*Supplied data*.
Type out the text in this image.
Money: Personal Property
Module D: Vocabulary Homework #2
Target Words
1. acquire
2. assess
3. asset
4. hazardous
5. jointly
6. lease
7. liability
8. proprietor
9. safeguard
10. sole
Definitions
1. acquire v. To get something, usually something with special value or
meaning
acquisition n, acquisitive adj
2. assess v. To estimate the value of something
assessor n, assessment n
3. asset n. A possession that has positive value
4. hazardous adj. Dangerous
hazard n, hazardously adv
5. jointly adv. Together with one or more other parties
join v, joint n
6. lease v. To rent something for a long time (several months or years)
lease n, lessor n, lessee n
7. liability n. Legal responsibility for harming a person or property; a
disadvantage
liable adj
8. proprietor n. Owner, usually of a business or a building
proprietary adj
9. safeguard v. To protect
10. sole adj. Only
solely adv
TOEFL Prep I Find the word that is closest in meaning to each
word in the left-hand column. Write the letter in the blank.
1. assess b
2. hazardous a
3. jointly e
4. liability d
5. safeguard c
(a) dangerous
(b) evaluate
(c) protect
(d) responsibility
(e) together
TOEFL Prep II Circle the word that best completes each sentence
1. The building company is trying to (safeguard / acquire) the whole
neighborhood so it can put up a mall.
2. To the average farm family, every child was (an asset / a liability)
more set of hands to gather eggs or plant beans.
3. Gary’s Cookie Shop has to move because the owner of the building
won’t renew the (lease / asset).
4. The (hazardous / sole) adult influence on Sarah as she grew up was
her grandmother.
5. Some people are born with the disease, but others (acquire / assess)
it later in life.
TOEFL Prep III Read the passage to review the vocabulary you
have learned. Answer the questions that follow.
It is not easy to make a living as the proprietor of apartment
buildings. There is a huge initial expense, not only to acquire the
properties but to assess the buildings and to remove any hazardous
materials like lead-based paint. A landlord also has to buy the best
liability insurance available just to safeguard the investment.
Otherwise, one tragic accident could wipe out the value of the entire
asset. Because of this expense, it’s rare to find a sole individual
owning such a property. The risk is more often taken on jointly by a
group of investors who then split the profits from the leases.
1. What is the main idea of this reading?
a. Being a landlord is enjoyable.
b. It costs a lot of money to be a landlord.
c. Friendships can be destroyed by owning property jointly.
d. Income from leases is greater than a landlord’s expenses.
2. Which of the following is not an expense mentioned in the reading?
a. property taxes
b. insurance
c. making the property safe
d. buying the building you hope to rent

*Set problem*. Print the records once more, exactly as they were given.

*Problem solution*.
Type out the text in this image.
Money: Personal Property
Module D: Vocabulary Homework #2
Target Words
1. acquire
2. assess
3. asset
4. hazardous
5. jointly
6. lease
7. liability
8. proprietor
9. safeguard
10. sole
Definitions
1. acquire v. To get something, usually something with special value or
meaning
acquisition n, acquisitive adj
2. assess v. To estimate the value of something
assessor n, assessment n
3. asset n. A possession that has positive value
4. hazardous adj. Dangerous
hazard n, hazardously adv
5. jointly adv. Together with one or more other parties
join v, joint n
6. lease v. To rent something for a long time (several months or years)
lease n, lessor n, lessee n
7. liability n. Legal responsibility for harming a person or property; a
disadvantage
liable adj
8. proprietor n. Owner, usually of a business or a building
proprietary adj
9. safeguard v. To protect
10. sole adj. Only
solely adv
TOEFL Prep I Find the word that is closest in meaning to each
word in the left-hand column. Write the letter in the blank.
1. assess b
2. hazardous a
3. jointly e
4. liability d
5. safeguard c
(a) dangerous
(b) evaluate
(c) protect
(d) responsibility
(e) together
TOEFL Prep II Circle the word that best completes each sentence
1. The building company is trying to (safeguard / acquire) the whole
neighborhood so it can put up a mall.
2. To the average farm family, every child was (an asset / a liability)
more set of hands to gather eggs or plant beans.
3. Gary’s Cookie Shop has to move because the owner of the building
won’t renew the (lease / asset).
4. The (hazardous / sole) adult influence on Sarah as she grew up was
her grandmother.
5. Some people are born with the disease, but others (acquire / assess)
it later in life.
TOEFL Prep III Read the passage to review the vocabulary you
have learned. Answer the questions that follow.
It is not easy to make a living as the proprietor of apartment
buildings. There is a huge initial expense, not only to acquire the
properties but to assess the buildings and to remove any hazardous
materials like lead-based paint. A landlord also has to buy the best
liability insurance available just to safeguard the investment.
Otherwise, one tragic accident could wipe out the value of the entire
asset. Because of this expense, it’s rare to find a sole individual
owning such a property. The risk is more often taken on jointly by a
group of investors who then split the profits from the leases.
1. What is the main idea of this reading?
a. Being a landlord is enjoyable.
b. It costs a lot of money to be a landlord.
c. Friendships can be destroyed by owning property jointly.
d. Income from leases is greater than a landlord’s expenses.
2. Which of the following is not an expense mentioned in the reading?
a. property taxes
b. insurance
c. making the property safe
d. buying the building you hope to rent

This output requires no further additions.